### Your objective
Please give the listing again in its entirety, exactly as written.

### Extracted data
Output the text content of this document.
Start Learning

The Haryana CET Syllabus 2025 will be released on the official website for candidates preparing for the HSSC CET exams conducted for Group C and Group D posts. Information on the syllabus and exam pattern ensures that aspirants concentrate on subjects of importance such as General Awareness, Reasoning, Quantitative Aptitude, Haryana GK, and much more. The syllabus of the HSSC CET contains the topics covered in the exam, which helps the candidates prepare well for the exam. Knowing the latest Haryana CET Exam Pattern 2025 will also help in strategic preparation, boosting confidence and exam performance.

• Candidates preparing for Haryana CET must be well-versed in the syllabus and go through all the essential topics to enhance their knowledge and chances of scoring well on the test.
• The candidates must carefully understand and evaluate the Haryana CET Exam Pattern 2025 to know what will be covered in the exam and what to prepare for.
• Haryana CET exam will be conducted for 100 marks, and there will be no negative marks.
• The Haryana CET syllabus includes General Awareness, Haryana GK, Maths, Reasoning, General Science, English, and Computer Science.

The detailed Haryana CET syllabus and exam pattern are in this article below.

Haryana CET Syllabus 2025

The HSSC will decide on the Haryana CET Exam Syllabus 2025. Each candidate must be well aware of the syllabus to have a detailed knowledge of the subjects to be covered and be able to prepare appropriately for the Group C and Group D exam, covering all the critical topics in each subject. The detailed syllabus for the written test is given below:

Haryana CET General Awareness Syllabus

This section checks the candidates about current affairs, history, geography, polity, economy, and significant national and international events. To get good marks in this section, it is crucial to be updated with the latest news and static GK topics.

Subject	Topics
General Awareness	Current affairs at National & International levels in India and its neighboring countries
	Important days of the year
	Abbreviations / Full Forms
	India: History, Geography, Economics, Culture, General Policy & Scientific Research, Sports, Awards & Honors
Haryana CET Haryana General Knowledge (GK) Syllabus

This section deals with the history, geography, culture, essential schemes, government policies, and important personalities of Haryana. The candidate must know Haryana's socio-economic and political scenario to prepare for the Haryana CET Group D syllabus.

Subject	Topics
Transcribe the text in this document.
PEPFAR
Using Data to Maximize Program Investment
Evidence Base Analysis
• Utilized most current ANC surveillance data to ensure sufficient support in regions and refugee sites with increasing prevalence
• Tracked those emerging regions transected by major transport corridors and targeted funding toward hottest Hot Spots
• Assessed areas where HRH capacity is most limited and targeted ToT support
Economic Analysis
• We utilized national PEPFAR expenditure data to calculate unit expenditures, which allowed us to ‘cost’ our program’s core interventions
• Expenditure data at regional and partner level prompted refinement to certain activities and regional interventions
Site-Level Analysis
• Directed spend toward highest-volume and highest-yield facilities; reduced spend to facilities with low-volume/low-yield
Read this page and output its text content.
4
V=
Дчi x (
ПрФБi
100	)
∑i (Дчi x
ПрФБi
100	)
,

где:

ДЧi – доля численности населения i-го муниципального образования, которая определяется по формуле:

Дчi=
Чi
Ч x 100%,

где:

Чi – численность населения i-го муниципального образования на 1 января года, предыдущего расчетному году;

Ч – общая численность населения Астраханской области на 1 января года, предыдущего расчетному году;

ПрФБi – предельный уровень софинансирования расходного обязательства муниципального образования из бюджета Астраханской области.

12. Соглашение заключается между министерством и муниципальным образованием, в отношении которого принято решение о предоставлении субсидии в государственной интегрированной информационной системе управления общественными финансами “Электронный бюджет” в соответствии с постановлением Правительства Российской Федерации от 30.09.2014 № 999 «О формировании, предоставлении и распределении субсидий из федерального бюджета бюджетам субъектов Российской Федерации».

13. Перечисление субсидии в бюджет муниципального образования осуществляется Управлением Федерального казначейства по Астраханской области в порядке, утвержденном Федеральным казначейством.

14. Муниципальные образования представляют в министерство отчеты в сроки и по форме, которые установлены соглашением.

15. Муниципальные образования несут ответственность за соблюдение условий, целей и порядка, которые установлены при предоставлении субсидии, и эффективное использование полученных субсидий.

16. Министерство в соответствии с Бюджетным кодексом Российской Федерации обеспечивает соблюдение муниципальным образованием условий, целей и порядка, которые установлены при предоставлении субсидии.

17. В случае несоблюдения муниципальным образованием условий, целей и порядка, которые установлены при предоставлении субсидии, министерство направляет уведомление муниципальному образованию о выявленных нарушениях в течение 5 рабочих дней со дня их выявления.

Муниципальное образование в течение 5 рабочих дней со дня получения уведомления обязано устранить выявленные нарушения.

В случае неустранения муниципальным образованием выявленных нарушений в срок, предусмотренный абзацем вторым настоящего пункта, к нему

### Solution below
Output the text content of this document.
Start Learning

The Haryana CET Syllabus 2025 will be released on the official website for candidates preparing for the HSSC CET exams conducted for Group C and Group D posts. Information on the syllabus and exam pattern ensures that aspirants concentrate on subjects of importance such as General Awareness, Reasoning, Quantitative Aptitude, Haryana GK, and much more. The syllabus of the HSSC CET contains the topics covered in the exam, which helps the candidates prepare well for the exam. Knowing the latest Haryana CET Exam Pattern 2025 will also help in strategic preparation, boosting confidence and exam performance.

• Candidates preparing for Haryana CET must be well-versed in the syllabus and go through all the essential topics to enhance their knowledge and chances of scoring well on the test.
• The candidates must carefully understand and evaluate the Haryana CET Exam Pattern 2025 to know what will be covered in the exam and what to prepare for.
• Haryana CET exam will be conducted for 100 marks, and there will be no negative marks.
• The Haryana CET syllabus includes General Awareness, Haryana GK, Maths, Reasoning, General Science, English, and Computer Science.

The detailed Haryana CET syllabus and exam pattern are in this article below.

Haryana CET Syllabus 2025

The HSSC will decide on the Haryana CET Exam Syllabus 2025. Each candidate must be well aware of the syllabus to have a detailed knowledge of the subjects to be covered and be able to prepare appropriately for the Group C and Group D exam, covering all the critical topics in each subject. The detailed syllabus for the written test is given below:

Haryana CET General Awareness Syllabus

This section checks the candidates about current affairs, history, geography, polity, economy, and significant national and international events. To get good marks in this section, it is crucial to be updated with the latest news and static GK topics.

Subject	Topics
General Awareness	Current affairs at National & International levels in India and its neighboring countries
	Important days of the year
	Abbreviations / Full Forms
	India: History, Geography, Economics, Culture, General Policy & Scientific Research, Sports, Awards & Honors
Haryana CET Haryana General Knowledge (GK) Syllabus

This section deals with the history, geography, culture, essential schemes, government policies, and important personalities of Haryana. The candidate must know Haryana's socio-economic and political scenario to prepare for the Haryana CET Group D syllabus.

Subject	Topics
Transcribe the text in this document.
PEPFAR
Using Data to Maximize Program Investment
Evidence Base Analysis
• Utilized most current ANC surveillance data to ensure sufficient support in regions and refugee sites with increasing prevalence
• Tracked those emerging regions transected by major transport corridors and targeted funding toward hottest Hot Spots
• Assessed areas where HRH capacity is most limited and targeted ToT support
Economic Analysis
• We utilized national PEPFAR expenditure data to calculate unit expenditures, which allowed us to ‘cost’ our program’s core interventions
• Expenditure data at regional and partner level prompted refinement to certain activities and regional interventions
Site-Level Analysis
• Directed spend toward highest-volume and highest-yield facilities; reduced spend to facilities with low-volume/low-yield
Read this page and output its text content.
4
V=
Дчi x (
ПрФБi
100	)
∑i (Дчi x
ПрФБi
100	)
,

где:

ДЧi – доля численности населения i-го муниципального образования, которая определяется по формуле:

Дчi=
Чi
Ч x 100%,

где:

Чi – численность населения i-го муниципального образования на 1 января года, предыдущего расчетному году;

Ч – общая численность населения Астраханской области на 1 января года, предыдущего расчетному году;

ПрФБi – предельный уровень софинансирования расходного обязательства муниципального образования из бюджета Астраханской области.

12. Соглашение заключается между министерством и муниципальным образованием, в отношении которого принято решение о предоставлении субсидии в государственной интегрированной информационной системе управления общественными финансами “Электронный бюджет” в соответствии с постановлением Правительства Российской Федерации от 30.09.2014 № 999 «О формировании, предоставлении и распределении субсидий из федерального бюджета бюджетам субъектов Российской Федерации».

13. Перечисление субсидии в бюджет муниципального образования осуществляется Управлением Федерального казначейства по Астраханской области в порядке, утвержденном Федеральным казначейством.

14. Муниципальные образования представляют в министерство отчеты в сроки и по форме, которые установлены соглашением.

15. Муниципальные образования несут ответственность за соблюдение условий, целей и порядка, которые установлены при предоставлении субсидии, и эффективное использование полученных субсидий.

16. Министерство в соответствии с Бюджетным кодексом Российской Федерации обеспечивает соблюдение муниципальным образованием условий, целей и порядка, которые установлены при предоставлении субсидии.

17. В случае несоблюдения муниципальным образованием условий, целей и порядка, которые установлены при предоставлении субсидии, министерство направляет уведомление муниципальному образованию о выявленных нарушениях в течение 5 рабочих дней со дня их выявления.

Муниципальное образование в течение 5 рабочих дней со дня получения уведомления обязано устранить выявленные нарушения.

В случае неустранения муниципальным образованием выявленных нарушений в срок, предусмотренный абзацем вторым настоящего пункта, к нему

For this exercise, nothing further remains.